▸ **Rows**:

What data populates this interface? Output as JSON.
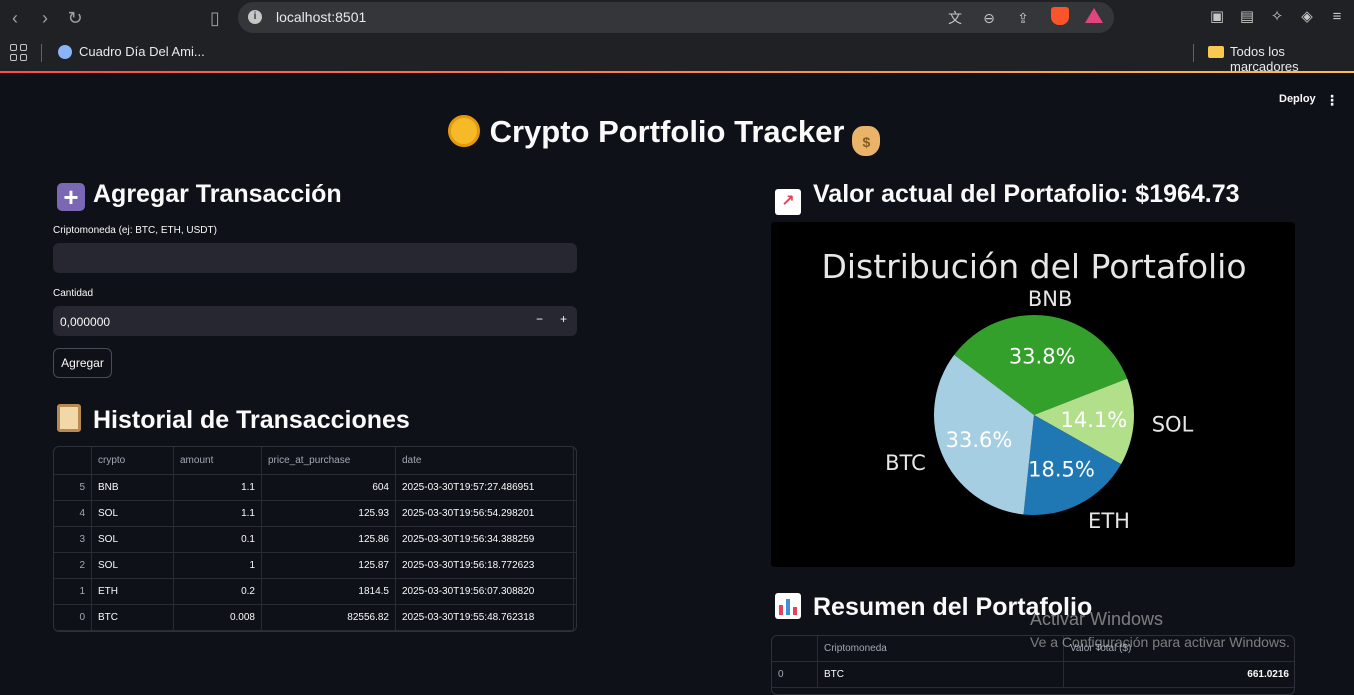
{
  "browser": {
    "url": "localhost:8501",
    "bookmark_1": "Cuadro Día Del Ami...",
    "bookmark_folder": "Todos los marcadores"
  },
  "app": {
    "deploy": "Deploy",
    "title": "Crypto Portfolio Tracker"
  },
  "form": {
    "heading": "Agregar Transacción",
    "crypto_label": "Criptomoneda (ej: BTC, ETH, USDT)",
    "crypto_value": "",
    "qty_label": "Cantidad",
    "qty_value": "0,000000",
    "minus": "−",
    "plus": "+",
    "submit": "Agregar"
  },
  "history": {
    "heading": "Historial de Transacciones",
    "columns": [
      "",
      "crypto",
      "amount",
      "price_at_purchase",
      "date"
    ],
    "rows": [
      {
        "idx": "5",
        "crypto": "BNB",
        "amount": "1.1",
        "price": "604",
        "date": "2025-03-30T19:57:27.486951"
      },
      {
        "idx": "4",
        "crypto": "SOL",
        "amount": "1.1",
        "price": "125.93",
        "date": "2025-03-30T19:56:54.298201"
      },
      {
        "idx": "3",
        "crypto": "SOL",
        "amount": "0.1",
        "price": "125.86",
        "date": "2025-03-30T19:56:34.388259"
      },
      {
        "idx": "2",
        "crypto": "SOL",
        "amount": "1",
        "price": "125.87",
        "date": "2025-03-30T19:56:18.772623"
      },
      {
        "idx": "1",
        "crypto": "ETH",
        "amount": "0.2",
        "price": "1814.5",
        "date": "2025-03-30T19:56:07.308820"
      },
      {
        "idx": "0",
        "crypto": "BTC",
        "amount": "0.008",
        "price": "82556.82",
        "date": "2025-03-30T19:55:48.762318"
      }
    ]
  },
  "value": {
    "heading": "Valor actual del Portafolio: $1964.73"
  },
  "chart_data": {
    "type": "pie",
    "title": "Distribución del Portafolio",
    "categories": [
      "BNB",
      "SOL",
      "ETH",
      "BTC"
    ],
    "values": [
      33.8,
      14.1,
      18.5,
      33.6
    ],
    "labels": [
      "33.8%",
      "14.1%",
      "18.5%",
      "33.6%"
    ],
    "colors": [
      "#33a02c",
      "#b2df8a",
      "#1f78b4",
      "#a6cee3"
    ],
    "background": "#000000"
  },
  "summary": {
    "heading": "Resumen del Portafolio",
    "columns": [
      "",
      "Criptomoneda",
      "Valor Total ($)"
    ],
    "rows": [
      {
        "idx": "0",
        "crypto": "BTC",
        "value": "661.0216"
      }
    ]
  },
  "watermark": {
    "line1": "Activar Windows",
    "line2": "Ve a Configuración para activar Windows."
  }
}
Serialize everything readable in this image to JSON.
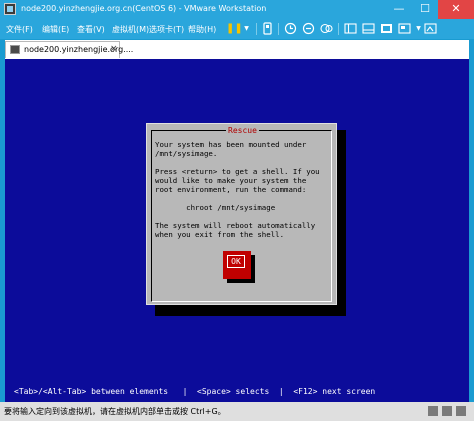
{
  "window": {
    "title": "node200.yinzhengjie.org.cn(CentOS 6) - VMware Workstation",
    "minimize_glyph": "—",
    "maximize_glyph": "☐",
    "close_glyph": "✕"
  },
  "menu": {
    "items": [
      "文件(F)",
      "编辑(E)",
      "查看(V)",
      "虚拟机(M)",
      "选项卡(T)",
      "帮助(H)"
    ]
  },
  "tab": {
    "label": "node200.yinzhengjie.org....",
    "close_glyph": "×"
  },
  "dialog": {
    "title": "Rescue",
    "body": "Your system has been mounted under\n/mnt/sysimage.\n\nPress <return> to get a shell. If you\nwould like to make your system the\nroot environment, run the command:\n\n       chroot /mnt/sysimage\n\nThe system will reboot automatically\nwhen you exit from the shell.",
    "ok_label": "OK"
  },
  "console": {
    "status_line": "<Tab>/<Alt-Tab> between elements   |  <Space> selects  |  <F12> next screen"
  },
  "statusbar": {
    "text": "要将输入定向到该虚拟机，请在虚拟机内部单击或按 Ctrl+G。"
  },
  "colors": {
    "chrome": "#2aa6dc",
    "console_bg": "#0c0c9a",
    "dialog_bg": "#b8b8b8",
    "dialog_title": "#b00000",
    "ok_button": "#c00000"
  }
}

▸ **Task description**:
Quote all of the entries word for word, omitting any pictures.

▸ **Exercise answer**:
What data populates this interface? Output as JSON.
{
  "browser": {
    "url": "localhost:8501",
    "bookmark_1": "Cuadro Día Del Ami...",
    "bookmark_folder": "Todos los marcadores"
  },
  "app": {
    "deploy": "Deploy",
    "title": "Crypto Portfolio Tracker"
  },
  "form": {
    "heading": "Agregar Transacción",
    "crypto_label": "Criptomoneda (ej: BTC, ETH, USDT)",
    "crypto_value": "",
    "qty_label": "Cantidad",
    "qty_value": "0,000000",
    "minus": "−",
    "plus": "+",
    "submit": "Agregar"
  },
  "history": {
    "heading": "Historial de Transacciones",
    "columns": [
      "",
      "crypto",
      "amount",
      "price_at_purchase",
      "date"
    ],
    "rows": [
      {
        "idx": "5",
        "crypto": "BNB",
        "amount": "1.1",
        "price": "604",
        "date": "2025-03-30T19:57:27.486951"
      },
      {
        "idx": "4",
        "crypto": "SOL",
        "amount": "1.1",
        "price": "125.93",
        "date": "2025-03-30T19:56:54.298201"
      },
      {
        "idx": "3",
        "crypto": "SOL",
        "amount": "0.1",
        "price": "125.86",
        "date": "2025-03-30T19:56:34.388259"
      },
      {
        "idx": "2",
        "crypto": "SOL",
        "amount": "1",
        "price": "125.87",
        "date": "2025-03-30T19:56:18.772623"
      },
      {
        "idx": "1",
        "crypto": "ETH",
        "amount": "0.2",
        "price": "1814.5",
        "date": "2025-03-30T19:56:07.308820"
      },
      {
        "idx": "0",
        "crypto": "BTC",
        "amount": "0.008",
        "price": "82556.82",
        "date": "2025-03-30T19:55:48.762318"
      }
    ]
  },
  "value": {
    "heading": "Valor actual del Portafolio: $1964.73"
  },
  "chart_data": {
    "type": "pie",
    "title": "Distribución del Portafolio",
    "categories": [
      "BNB",
      "SOL",
      "ETH",
      "BTC"
    ],
    "values": [
      33.8,
      14.1,
      18.5,
      33.6
    ],
    "labels": [
      "33.8%",
      "14.1%",
      "18.5%",
      "33.6%"
    ],
    "colors": [
      "#33a02c",
      "#b2df8a",
      "#1f78b4",
      "#a6cee3"
    ],
    "background": "#000000"
  },
  "summary": {
    "heading": "Resumen del Portafolio",
    "columns": [
      "",
      "Criptomoneda",
      "Valor Total ($)"
    ],
    "rows": [
      {
        "idx": "0",
        "crypto": "BTC",
        "value": "661.0216"
      }
    ]
  },
  "watermark": {
    "line1": "Activar Windows",
    "line2": "Ve a Configuración para activar Windows."
  }
}
Serialize everything readable in this image to JSON.
{
  "window": {
    "title": "node200.yinzhengjie.org.cn(CentOS 6) - VMware Workstation",
    "minimize_glyph": "—",
    "maximize_glyph": "☐",
    "close_glyph": "✕"
  },
  "menu": {
    "items": [
      "文件(F)",
      "编辑(E)",
      "查看(V)",
      "虚拟机(M)",
      "选项卡(T)",
      "帮助(H)"
    ]
  },
  "tab": {
    "label": "node200.yinzhengjie.org....",
    "close_glyph": "×"
  },
  "dialog": {
    "title": "Rescue",
    "body": "Your system has been mounted under\n/mnt/sysimage.\n\nPress <return> to get a shell. If you\nwould like to make your system the\nroot environment, run the command:\n\n       chroot /mnt/sysimage\n\nThe system will reboot automatically\nwhen you exit from the shell.",
    "ok_label": "OK"
  },
  "console": {
    "status_line": "<Tab>/<Alt-Tab> between elements   |  <Space> selects  |  <F12> next screen"
  },
  "statusbar": {
    "text": "要将输入定向到该虚拟机，请在虚拟机内部单击或按 Ctrl+G。"
  },
  "colors": {
    "chrome": "#2aa6dc",
    "console_bg": "#0c0c9a",
    "dialog_bg": "#b8b8b8",
    "dialog_title": "#b00000",
    "ok_button": "#c00000"
  }
}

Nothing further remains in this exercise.